___ DATASET EXTRACT ___
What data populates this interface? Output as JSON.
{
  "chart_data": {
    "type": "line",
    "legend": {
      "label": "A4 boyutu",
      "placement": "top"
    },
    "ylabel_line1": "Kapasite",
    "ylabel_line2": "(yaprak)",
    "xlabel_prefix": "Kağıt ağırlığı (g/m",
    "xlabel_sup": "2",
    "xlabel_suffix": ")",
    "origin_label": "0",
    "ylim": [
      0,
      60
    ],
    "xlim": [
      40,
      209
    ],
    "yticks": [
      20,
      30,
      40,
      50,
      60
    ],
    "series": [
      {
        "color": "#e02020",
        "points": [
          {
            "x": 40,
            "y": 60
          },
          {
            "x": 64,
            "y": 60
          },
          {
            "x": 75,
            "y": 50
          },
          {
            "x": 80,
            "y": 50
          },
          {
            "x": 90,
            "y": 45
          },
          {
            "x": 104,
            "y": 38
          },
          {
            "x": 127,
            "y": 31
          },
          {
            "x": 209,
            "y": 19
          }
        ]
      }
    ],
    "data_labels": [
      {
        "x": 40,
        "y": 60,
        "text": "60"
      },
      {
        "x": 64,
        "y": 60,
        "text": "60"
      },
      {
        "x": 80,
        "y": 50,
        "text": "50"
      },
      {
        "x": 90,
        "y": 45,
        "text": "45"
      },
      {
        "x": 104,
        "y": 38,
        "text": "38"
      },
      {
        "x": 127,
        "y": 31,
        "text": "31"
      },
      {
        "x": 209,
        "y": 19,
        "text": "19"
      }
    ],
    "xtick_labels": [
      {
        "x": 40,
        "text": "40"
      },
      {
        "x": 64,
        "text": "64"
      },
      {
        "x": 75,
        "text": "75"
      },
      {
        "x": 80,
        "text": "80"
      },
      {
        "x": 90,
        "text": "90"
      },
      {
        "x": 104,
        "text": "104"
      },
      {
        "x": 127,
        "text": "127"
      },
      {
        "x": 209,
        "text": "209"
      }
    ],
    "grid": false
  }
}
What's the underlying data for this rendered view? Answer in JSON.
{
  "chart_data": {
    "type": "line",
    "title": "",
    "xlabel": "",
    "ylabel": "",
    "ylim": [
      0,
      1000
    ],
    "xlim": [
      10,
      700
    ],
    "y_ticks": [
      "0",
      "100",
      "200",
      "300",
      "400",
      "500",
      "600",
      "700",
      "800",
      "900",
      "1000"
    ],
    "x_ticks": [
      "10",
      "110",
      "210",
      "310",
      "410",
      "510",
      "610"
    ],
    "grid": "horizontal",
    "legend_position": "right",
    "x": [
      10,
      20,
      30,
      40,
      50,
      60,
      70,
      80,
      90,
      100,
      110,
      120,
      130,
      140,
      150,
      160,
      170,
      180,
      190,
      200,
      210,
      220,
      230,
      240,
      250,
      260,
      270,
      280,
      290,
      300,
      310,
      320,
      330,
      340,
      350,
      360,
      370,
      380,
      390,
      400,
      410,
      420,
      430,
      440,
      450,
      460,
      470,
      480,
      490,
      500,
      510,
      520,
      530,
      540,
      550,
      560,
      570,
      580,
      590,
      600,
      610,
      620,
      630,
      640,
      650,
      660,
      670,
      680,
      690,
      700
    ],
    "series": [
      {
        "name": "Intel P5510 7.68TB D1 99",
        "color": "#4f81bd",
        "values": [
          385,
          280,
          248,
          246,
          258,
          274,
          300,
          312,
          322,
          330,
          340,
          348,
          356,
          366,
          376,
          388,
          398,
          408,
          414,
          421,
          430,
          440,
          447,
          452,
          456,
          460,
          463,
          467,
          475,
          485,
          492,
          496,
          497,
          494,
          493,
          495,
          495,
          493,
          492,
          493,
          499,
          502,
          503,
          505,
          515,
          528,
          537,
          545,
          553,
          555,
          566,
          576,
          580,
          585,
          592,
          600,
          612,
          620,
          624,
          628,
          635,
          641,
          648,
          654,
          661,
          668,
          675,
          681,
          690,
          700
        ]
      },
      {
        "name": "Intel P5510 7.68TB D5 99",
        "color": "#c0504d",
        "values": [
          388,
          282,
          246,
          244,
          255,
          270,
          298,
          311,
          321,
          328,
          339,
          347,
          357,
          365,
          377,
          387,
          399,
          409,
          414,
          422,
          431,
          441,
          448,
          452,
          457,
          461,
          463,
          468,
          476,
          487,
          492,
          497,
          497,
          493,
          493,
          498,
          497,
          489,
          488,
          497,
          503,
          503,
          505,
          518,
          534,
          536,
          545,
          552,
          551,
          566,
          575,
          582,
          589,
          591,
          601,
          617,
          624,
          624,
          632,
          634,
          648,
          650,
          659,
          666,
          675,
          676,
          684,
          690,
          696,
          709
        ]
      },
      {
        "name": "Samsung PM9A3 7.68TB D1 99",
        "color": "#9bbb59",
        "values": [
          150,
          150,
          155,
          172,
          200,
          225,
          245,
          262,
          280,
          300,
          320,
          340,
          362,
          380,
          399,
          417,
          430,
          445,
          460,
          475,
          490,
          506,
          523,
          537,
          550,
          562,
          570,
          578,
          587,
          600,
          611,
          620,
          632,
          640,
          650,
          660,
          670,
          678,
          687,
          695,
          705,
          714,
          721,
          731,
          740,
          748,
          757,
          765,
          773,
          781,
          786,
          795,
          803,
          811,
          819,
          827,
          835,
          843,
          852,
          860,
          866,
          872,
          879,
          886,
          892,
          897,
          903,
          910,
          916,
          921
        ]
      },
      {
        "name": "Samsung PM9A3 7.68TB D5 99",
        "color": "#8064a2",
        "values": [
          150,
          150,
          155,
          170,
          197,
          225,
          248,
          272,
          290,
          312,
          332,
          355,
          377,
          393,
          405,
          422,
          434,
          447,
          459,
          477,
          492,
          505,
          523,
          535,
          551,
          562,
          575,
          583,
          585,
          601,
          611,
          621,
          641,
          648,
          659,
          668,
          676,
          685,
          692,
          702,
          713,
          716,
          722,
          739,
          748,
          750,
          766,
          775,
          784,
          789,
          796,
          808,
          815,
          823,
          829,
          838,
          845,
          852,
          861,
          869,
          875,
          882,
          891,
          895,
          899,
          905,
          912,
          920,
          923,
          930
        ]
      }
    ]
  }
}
___
● **EXERCISE INSTRUCTIONS**
Write out every entry above, word for word.

● **EXERCISE ANSWER**
What data populates this interface? Output as JSON.
{
  "chart_data": {
    "type": "line",
    "legend": {
      "label": "A4 boyutu",
      "placement": "top"
    },
    "ylabel_line1": "Kapasite",
    "ylabel_line2": "(yaprak)",
    "xlabel_prefix": "Kağıt ağırlığı (g/m",
    "xlabel_sup": "2",
    "xlabel_suffix": ")",
    "origin_label": "0",
    "ylim": [
      0,
      60
    ],
    "xlim": [
      40,
      209
    ],
    "yticks": [
      20,
      30,
      40,
      50,
      60
    ],
    "series": [
      {
        "color": "#e02020",
        "points": [
          {
            "x": 40,
            "y": 60
          },
          {
            "x": 64,
            "y": 60
          },
          {
            "x": 75,
            "y": 50
          },
          {
            "x": 80,
            "y": 50
          },
          {
            "x": 90,
            "y": 45
          },
          {
            "x": 104,
            "y": 38
          },
          {
            "x": 127,
            "y": 31
          },
          {
            "x": 209,
            "y": 19
          }
        ]
      }
    ],
    "data_labels": [
      {
        "x": 40,
        "y": 60,
        "text": "60"
      },
      {
        "x": 64,
        "y": 60,
        "text": "60"
      },
      {
        "x": 80,
        "y": 50,
        "text": "50"
      },
      {
        "x": 90,
        "y": 45,
        "text": "45"
      },
      {
        "x": 104,
        "y": 38,
        "text": "38"
      },
      {
        "x": 127,
        "y": 31,
        "text": "31"
      },
      {
        "x": 209,
        "y": 19,
        "text": "19"
      }
    ],
    "xtick_labels": [
      {
        "x": 40,
        "text": "40"
      },
      {
        "x": 64,
        "text": "64"
      },
      {
        "x": 75,
        "text": "75"
      },
      {
        "x": 80,
        "text": "80"
      },
      {
        "x": 90,
        "text": "90"
      },
      {
        "x": 104,
        "text": "104"
      },
      {
        "x": 127,
        "text": "127"
      },
      {
        "x": 209,
        "text": "209"
      }
    ],
    "grid": false
  }
}
What's the underlying data for this rendered view? Answer in JSON.
{
  "chart_data": {
    "type": "line",
    "title": "",
    "xlabel": "",
    "ylabel": "",
    "ylim": [
      0,
      1000
    ],
    "xlim": [
      10,
      700
    ],
    "y_ticks": [
      "0",
      "100",
      "200",
      "300",
      "400",
      "500",
      "600",
      "700",
      "800",
      "900",
      "1000"
    ],
    "x_ticks": [
      "10",
      "110",
      "210",
      "310",
      "410",
      "510",
      "610"
    ],
    "grid": "horizontal",
    "legend_position": "right",
    "x": [
      10,
      20,
      30,
      40,
      50,
      60,
      70,
      80,
      90,
      100,
      110,
      120,
      130,
      140,
      150,
      160,
      170,
      180,
      190,
      200,
      210,
      220,
      230,
      240,
      250,
      260,
      270,
      280,
      290,
      300,
      310,
      320,
      330,
      340,
      350,
      360,
      370,
      380,
      390,
      400,
      410,
      420,
      430,
      440,
      450,
      460,
      470,
      480,
      490,
      500,
      510,
      520,
      530,
      540,
      550,
      560,
      570,
      580,
      590,
      600,
      610,
      620,
      630,
      640,
      650,
      660,
      670,
      680,
      690,
      700
    ],
    "series": [
      {
        "name": "Intel P5510 7.68TB D1 99",
        "color": "#4f81bd",
        "values": [
          385,
          280,
          248,
          246,
          258,
          274,
          300,
          312,
          322,
          330,
          340,
          348,
          356,
          366,
          376,
          388,
          398,
          408,
          414,
          421,
          430,
          440,
          447,
          452,
          456,
          460,
          463,
          467,
          475,
          485,
          492,
          496,
          497,
          494,
          493,
          495,
          495,
          493,
          492,
          493,
          499,
          502,
          503,
          505,
          515,
          528,
          537,
          545,
          553,
          555,
          566,
          576,
          580,
          585,
          592,
          600,
          612,
          620,
          624,
          628,
          635,
          641,
          648,
          654,
          661,
          668,
          675,
          681,
          690,
          700
        ]
      },
      {
        "name": "Intel P5510 7.68TB D5 99",
        "color": "#c0504d",
        "values": [
          388,
          282,
          246,
          244,
          255,
          270,
          298,
          311,
          321,
          328,
          339,
          347,
          357,
          365,
          377,
          387,
          399,
          409,
          414,
          422,
          431,
          441,
          448,
          452,
          457,
          461,
          463,
          468,
          476,
          487,
          492,
          497,
          497,
          493,
          493,
          498,
          497,
          489,
          488,
          497,
          503,
          503,
          505,
          518,
          534,
          536,
          545,
          552,
          551,
          566,
          575,
          582,
          589,
          591,
          601,
          617,
          624,
          624,
          632,
          634,
          648,
          650,
          659,
          666,
          675,
          676,
          684,
          690,
          696,
          709
        ]
      },
      {
        "name": "Samsung PM9A3 7.68TB D1 99",
        "color": "#9bbb59",
        "values": [
          150,
          150,
          155,
          172,
          200,
          225,
          245,
          262,
          280,
          300,
          320,
          340,
          362,
          380,
          399,
          417,
          430,
          445,
          460,
          475,
          490,
          506,
          523,
          537,
          550,
          562,
          570,
          578,
          587,
          600,
          611,
          620,
          632,
          640,
          650,
          660,
          670,
          678,
          687,
          695,
          705,
          714,
          721,
          731,
          740,
          748,
          757,
          765,
          773,
          781,
          786,
          795,
          803,
          811,
          819,
          827,
          835,
          843,
          852,
          860,
          866,
          872,
          879,
          886,
          892,
          897,
          903,
          910,
          916,
          921
        ]
      },
      {
        "name": "Samsung PM9A3 7.68TB D5 99",
        "color": "#8064a2",
        "values": [
          150,
          150,
          155,
          170,
          197,
          225,
          248,
          272,
          290,
          312,
          332,
          355,
          377,
          393,
          405,
          422,
          434,
          447,
          459,
          477,
          492,
          505,
          523,
          535,
          551,
          562,
          575,
          583,
          585,
          601,
          611,
          621,
          641,
          648,
          659,
          668,
          676,
          685,
          692,
          702,
          713,
          716,
          722,
          739,
          748,
          750,
          766,
          775,
          784,
          789,
          796,
          808,
          815,
          823,
          829,
          838,
          845,
          852,
          861,
          869,
          875,
          882,
          891,
          895,
          899,
          905,
          912,
          920,
          923,
          930
        ]
      }
    ]
  }
}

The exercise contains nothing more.